### Material for this exercise
---------------

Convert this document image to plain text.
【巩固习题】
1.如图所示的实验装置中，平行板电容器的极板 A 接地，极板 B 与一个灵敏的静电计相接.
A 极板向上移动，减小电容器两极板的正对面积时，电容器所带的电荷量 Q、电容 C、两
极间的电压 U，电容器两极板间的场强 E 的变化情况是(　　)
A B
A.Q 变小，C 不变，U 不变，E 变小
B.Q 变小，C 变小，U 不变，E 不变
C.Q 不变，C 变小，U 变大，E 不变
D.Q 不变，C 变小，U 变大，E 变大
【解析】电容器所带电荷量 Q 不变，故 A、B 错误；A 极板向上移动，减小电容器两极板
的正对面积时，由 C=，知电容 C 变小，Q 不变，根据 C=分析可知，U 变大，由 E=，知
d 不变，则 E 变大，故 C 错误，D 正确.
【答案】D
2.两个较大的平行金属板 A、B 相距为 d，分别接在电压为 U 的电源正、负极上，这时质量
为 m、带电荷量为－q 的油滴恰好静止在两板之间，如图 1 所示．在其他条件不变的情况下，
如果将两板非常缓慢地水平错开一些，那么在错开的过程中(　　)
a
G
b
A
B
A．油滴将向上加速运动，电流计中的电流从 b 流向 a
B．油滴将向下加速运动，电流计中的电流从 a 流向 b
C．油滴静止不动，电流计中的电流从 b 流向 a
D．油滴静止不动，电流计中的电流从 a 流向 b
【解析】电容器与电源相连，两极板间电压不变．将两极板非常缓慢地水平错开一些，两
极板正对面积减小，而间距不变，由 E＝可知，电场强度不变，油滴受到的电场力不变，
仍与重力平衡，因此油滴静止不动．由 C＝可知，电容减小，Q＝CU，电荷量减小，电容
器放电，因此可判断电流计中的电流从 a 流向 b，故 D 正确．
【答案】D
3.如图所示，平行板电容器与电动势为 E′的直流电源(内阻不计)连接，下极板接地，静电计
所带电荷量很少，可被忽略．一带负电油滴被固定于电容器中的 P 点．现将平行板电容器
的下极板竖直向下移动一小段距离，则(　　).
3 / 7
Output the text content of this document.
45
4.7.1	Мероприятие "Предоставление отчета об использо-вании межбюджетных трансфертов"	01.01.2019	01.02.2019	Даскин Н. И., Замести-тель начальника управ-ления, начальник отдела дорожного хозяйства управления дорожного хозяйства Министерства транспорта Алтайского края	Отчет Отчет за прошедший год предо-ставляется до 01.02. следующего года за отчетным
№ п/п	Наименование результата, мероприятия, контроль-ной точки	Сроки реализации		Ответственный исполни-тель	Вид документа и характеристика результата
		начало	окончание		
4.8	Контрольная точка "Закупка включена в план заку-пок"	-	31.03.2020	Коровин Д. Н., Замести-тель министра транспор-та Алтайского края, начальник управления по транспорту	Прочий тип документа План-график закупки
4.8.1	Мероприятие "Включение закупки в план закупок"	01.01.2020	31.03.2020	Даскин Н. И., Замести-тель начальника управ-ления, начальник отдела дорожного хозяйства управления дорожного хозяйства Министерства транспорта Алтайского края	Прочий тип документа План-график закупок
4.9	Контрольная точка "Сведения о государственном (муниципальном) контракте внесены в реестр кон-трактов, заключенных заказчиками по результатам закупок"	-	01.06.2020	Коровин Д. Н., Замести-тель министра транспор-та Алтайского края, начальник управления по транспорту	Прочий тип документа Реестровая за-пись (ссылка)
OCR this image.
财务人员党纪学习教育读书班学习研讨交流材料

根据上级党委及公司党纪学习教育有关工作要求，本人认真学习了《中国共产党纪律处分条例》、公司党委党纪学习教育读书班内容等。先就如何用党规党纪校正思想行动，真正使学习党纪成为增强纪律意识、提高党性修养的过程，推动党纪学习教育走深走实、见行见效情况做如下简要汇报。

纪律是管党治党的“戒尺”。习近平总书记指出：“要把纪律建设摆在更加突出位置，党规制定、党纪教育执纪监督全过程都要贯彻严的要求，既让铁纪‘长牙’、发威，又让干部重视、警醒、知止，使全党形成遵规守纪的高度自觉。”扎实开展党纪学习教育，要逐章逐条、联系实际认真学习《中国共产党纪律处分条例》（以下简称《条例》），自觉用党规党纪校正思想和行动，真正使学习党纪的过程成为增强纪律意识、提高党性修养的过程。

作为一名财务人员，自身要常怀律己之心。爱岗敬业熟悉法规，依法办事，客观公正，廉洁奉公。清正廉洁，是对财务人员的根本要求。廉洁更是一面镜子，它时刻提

---------------

Report how many lines in the listing above include the word "Коровин". Give nothing but the number.

### The response
2